(INFORMATION SUPPLIED)
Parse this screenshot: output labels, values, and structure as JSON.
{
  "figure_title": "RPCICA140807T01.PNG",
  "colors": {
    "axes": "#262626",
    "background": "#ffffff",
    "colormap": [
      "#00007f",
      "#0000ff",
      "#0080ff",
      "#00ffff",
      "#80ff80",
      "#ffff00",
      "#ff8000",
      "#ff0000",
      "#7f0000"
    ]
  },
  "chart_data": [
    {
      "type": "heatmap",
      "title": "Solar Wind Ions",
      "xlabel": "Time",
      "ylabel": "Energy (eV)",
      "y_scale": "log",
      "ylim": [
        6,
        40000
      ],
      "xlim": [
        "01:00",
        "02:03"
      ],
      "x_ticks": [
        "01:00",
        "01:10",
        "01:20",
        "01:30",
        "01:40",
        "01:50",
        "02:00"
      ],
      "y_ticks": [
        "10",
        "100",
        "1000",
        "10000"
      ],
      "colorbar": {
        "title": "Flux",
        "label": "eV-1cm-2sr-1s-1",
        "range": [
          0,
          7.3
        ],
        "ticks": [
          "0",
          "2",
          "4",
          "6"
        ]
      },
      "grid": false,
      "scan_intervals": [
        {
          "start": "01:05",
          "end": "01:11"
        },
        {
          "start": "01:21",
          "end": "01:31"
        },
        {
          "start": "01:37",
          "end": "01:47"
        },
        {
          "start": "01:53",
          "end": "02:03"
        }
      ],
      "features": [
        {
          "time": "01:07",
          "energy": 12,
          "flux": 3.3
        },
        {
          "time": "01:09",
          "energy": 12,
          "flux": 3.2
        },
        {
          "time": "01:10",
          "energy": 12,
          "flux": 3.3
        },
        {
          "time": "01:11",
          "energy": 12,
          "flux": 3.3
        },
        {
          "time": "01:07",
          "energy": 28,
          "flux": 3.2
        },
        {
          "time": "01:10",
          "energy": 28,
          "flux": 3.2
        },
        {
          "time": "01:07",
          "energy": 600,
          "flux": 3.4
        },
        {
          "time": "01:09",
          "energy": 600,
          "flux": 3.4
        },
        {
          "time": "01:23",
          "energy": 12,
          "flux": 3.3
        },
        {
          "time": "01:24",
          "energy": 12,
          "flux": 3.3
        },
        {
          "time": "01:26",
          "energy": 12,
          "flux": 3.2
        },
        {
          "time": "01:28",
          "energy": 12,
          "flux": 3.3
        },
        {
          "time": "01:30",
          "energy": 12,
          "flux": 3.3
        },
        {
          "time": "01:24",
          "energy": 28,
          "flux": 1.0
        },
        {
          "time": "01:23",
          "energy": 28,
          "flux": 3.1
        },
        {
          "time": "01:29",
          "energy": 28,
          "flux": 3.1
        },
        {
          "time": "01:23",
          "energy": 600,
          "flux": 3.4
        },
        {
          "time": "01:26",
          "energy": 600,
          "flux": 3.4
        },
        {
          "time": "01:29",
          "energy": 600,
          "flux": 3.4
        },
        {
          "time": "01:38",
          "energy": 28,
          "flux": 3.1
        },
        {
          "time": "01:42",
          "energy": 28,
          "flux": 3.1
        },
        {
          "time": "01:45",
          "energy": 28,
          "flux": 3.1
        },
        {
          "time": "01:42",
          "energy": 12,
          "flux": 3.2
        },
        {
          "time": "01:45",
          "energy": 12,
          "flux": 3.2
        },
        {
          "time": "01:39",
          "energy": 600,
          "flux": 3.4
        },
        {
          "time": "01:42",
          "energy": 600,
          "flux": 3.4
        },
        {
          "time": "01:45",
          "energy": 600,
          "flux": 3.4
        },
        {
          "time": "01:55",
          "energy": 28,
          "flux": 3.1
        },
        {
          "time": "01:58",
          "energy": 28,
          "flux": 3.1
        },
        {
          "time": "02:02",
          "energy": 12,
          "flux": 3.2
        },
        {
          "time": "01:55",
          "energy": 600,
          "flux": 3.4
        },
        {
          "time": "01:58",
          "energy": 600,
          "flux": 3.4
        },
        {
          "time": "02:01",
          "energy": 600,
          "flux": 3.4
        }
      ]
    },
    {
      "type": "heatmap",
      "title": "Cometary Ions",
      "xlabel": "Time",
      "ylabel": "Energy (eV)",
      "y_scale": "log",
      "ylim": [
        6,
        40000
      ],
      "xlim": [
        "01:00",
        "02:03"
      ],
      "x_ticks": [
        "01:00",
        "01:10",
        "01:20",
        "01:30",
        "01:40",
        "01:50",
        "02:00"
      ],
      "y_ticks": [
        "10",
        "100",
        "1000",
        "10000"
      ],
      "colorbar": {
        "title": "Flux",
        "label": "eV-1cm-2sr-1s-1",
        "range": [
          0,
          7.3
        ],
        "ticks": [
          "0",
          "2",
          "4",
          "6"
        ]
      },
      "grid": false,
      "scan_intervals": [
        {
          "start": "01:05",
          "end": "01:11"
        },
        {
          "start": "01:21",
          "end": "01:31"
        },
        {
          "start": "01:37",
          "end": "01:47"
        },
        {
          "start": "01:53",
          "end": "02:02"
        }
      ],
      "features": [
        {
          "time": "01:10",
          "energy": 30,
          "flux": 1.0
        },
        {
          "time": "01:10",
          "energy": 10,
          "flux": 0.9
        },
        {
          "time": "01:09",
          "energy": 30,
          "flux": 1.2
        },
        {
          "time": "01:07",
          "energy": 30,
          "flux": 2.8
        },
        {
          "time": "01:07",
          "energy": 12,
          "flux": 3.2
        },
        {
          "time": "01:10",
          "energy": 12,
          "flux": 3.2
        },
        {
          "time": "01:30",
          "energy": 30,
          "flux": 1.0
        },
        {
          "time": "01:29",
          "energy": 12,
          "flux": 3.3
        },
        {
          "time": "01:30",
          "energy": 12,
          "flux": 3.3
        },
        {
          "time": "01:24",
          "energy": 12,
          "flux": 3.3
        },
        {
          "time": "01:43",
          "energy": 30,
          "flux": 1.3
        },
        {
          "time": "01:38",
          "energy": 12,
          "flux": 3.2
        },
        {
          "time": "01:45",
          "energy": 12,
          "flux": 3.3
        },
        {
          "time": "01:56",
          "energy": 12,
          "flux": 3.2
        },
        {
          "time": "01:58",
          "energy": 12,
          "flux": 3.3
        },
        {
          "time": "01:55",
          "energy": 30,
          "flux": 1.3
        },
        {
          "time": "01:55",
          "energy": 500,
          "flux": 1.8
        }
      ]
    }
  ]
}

(WRITTEN TASK)
Return the whole listing exactly.

(RESPONSE BELOW)
Parse this screenshot: output labels, values, and structure as JSON.
{
  "figure_title": "RPCICA140807T01.PNG",
  "colors": {
    "axes": "#262626",
    "background": "#ffffff",
    "colormap": [
      "#00007f",
      "#0000ff",
      "#0080ff",
      "#00ffff",
      "#80ff80",
      "#ffff00",
      "#ff8000",
      "#ff0000",
      "#7f0000"
    ]
  },
  "chart_data": [
    {
      "type": "heatmap",
      "title": "Solar Wind Ions",
      "xlabel": "Time",
      "ylabel": "Energy (eV)",
      "y_scale": "log",
      "ylim": [
        6,
        40000
      ],
      "xlim": [
        "01:00",
        "02:03"
      ],
      "x_ticks": [
        "01:00",
        "01:10",
        "01:20",
        "01:30",
        "01:40",
        "01:50",
        "02:00"
      ],
      "y_ticks": [
        "10",
        "100",
        "1000",
        "10000"
      ],
      "colorbar": {
        "title": "Flux",
        "label": "eV-1cm-2sr-1s-1",
        "range": [
          0,
          7.3
        ],
        "ticks": [
          "0",
          "2",
          "4",
          "6"
        ]
      },
      "grid": false,
      "scan_intervals": [
        {
          "start": "01:05",
          "end": "01:11"
        },
        {
          "start": "01:21",
          "end": "01:31"
        },
        {
          "start": "01:37",
          "end": "01:47"
        },
        {
          "start": "01:53",
          "end": "02:03"
        }
      ],
      "features": [
        {
          "time": "01:07",
          "energy": 12,
          "flux": 3.3
        },
        {
          "time": "01:09",
          "energy": 12,
          "flux": 3.2
        },
        {
          "time": "01:10",
          "energy": 12,
          "flux": 3.3
        },
        {
          "time": "01:11",
          "energy": 12,
          "flux": 3.3
        },
        {
          "time": "01:07",
          "energy": 28,
          "flux": 3.2
        },
        {
          "time": "01:10",
          "energy": 28,
          "flux": 3.2
        },
        {
          "time": "01:07",
          "energy": 600,
          "flux": 3.4
        },
        {
          "time": "01:09",
          "energy": 600,
          "flux": 3.4
        },
        {
          "time": "01:23",
          "energy": 12,
          "flux": 3.3
        },
        {
          "time": "01:24",
          "energy": 12,
          "flux": 3.3
        },
        {
          "time": "01:26",
          "energy": 12,
          "flux": 3.2
        },
        {
          "time": "01:28",
          "energy": 12,
          "flux": 3.3
        },
        {
          "time": "01:30",
          "energy": 12,
          "flux": 3.3
        },
        {
          "time": "01:24",
          "energy": 28,
          "flux": 1.0
        },
        {
          "time": "01:23",
          "energy": 28,
          "flux": 3.1
        },
        {
          "time": "01:29",
          "energy": 28,
          "flux": 3.1
        },
        {
          "time": "01:23",
          "energy": 600,
          "flux": 3.4
        },
        {
          "time": "01:26",
          "energy": 600,
          "flux": 3.4
        },
        {
          "time": "01:29",
          "energy": 600,
          "flux": 3.4
        },
        {
          "time": "01:38",
          "energy": 28,
          "flux": 3.1
        },
        {
          "time": "01:42",
          "energy": 28,
          "flux": 3.1
        },
        {
          "time": "01:45",
          "energy": 28,
          "flux": 3.1
        },
        {
          "time": "01:42",
          "energy": 12,
          "flux": 3.2
        },
        {
          "time": "01:45",
          "energy": 12,
          "flux": 3.2
        },
        {
          "time": "01:39",
          "energy": 600,
          "flux": 3.4
        },
        {
          "time": "01:42",
          "energy": 600,
          "flux": 3.4
        },
        {
          "time": "01:45",
          "energy": 600,
          "flux": 3.4
        },
        {
          "time": "01:55",
          "energy": 28,
          "flux": 3.1
        },
        {
          "time": "01:58",
          "energy": 28,
          "flux": 3.1
        },
        {
          "time": "02:02",
          "energy": 12,
          "flux": 3.2
        },
        {
          "time": "01:55",
          "energy": 600,
          "flux": 3.4
        },
        {
          "time": "01:58",
          "energy": 600,
          "flux": 3.4
        },
        {
          "time": "02:01",
          "energy": 600,
          "flux": 3.4
        }
      ]
    },
    {
      "type": "heatmap",
      "title": "Cometary Ions",
      "xlabel": "Time",
      "ylabel": "Energy (eV)",
      "y_scale": "log",
      "ylim": [
        6,
        40000
      ],
      "xlim": [
        "01:00",
        "02:03"
      ],
      "x_ticks": [
        "01:00",
        "01:10",
        "01:20",
        "01:30",
        "01:40",
        "01:50",
        "02:00"
      ],
      "y_ticks": [
        "10",
        "100",
        "1000",
        "10000"
      ],
      "colorbar": {
        "title": "Flux",
        "label": "eV-1cm-2sr-1s-1",
        "range": [
          0,
          7.3
        ],
        "ticks": [
          "0",
          "2",
          "4",
          "6"
        ]
      },
      "grid": false,
      "scan_intervals": [
        {
          "start": "01:05",
          "end": "01:11"
        },
        {
          "start": "01:21",
          "end": "01:31"
        },
        {
          "start": "01:37",
          "end": "01:47"
        },
        {
          "start": "01:53",
          "end": "02:02"
        }
      ],
      "features": [
        {
          "time": "01:10",
          "energy": 30,
          "flux": 1.0
        },
        {
          "time": "01:10",
          "energy": 10,
          "flux": 0.9
        },
        {
          "time": "01:09",
          "energy": 30,
          "flux": 1.2
        },
        {
          "time": "01:07",
          "energy": 30,
          "flux": 2.8
        },
        {
          "time": "01:07",
          "energy": 12,
          "flux": 3.2
        },
        {
          "time": "01:10",
          "energy": 12,
          "flux": 3.2
        },
        {
          "time": "01:30",
          "energy": 30,
          "flux": 1.0
        },
        {
          "time": "01:29",
          "energy": 12,
          "flux": 3.3
        },
        {
          "time": "01:30",
          "energy": 12,
          "flux": 3.3
        },
        {
          "time": "01:24",
          "energy": 12,
          "flux": 3.3
        },
        {
          "time": "01:43",
          "energy": 30,
          "flux": 1.3
        },
        {
          "time": "01:38",
          "energy": 12,
          "flux": 3.2
        },
        {
          "time": "01:45",
          "energy": 12,
          "flux": 3.3
        },
        {
          "time": "01:56",
          "energy": 12,
          "flux": 3.2
        },
        {
          "time": "01:58",
          "energy": 12,
          "flux": 3.3
        },
        {
          "time": "01:55",
          "energy": 30,
          "flux": 1.3
        },
        {
          "time": "01:55",
          "energy": 500,
          "flux": 1.8
        }
      ]
    }
  ]
}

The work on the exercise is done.